— Stated task —
Reproduce all the entries exactly.

=== Input records ===

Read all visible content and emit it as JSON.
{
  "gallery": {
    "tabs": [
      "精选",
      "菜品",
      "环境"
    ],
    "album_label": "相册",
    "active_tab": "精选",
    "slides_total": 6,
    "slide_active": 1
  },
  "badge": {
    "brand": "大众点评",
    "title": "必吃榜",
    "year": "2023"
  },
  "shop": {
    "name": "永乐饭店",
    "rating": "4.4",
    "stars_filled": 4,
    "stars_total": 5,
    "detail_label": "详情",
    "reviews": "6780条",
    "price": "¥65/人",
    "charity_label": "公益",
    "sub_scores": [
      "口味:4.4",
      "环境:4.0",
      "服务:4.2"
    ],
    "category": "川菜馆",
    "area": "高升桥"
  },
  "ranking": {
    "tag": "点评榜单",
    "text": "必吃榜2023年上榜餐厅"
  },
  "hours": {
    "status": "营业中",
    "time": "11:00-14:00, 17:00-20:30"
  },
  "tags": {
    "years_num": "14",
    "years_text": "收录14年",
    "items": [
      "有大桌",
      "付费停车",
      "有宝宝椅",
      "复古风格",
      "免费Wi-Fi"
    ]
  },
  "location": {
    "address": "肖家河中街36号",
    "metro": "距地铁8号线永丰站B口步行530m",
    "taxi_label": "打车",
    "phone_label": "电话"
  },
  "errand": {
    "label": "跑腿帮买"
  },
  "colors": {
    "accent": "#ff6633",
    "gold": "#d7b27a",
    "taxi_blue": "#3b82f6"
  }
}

===

— Solution for this problem —
Read all visible content and emit it as JSON.
{
  "gallery": {
    "tabs": [
      "精选",
      "菜品",
      "环境"
    ],
    "album_label": "相册",
    "active_tab": "精选",
    "slides_total": 6,
    "slide_active": 1
  },
  "badge": {
    "brand": "大众点评",
    "title": "必吃榜",
    "year": "2023"
  },
  "shop": {
    "name": "永乐饭店",
    "rating": "4.4",
    "stars_filled": 4,
    "stars_total": 5,
    "detail_label": "详情",
    "reviews": "6780条",
    "price": "¥65/人",
    "charity_label": "公益",
    "sub_scores": [
      "口味:4.4",
      "环境:4.0",
      "服务:4.2"
    ],
    "category": "川菜馆",
    "area": "高升桥"
  },
  "ranking": {
    "tag": "点评榜单",
    "text": "必吃榜2023年上榜餐厅"
  },
  "hours": {
    "status": "营业中",
    "time": "11:00-14:00, 17:00-20:30"
  },
  "tags": {
    "years_num": "14",
    "years_text": "收录14年",
    "items": [
      "有大桌",
      "付费停车",
      "有宝宝椅",
      "复古风格",
      "免费Wi-Fi"
    ]
  },
  "location": {
    "address": "肖家河中街36号",
    "metro": "距地铁8号线永丰站B口步行530m",
    "taxi_label": "打车",
    "phone_label": "电话"
  },
  "errand": {
    "label": "跑腿帮买"
  },
  "colors": {
    "accent": "#ff6633",
    "gold": "#d7b27a",
    "taxi_blue": "#3b82f6"
  }
}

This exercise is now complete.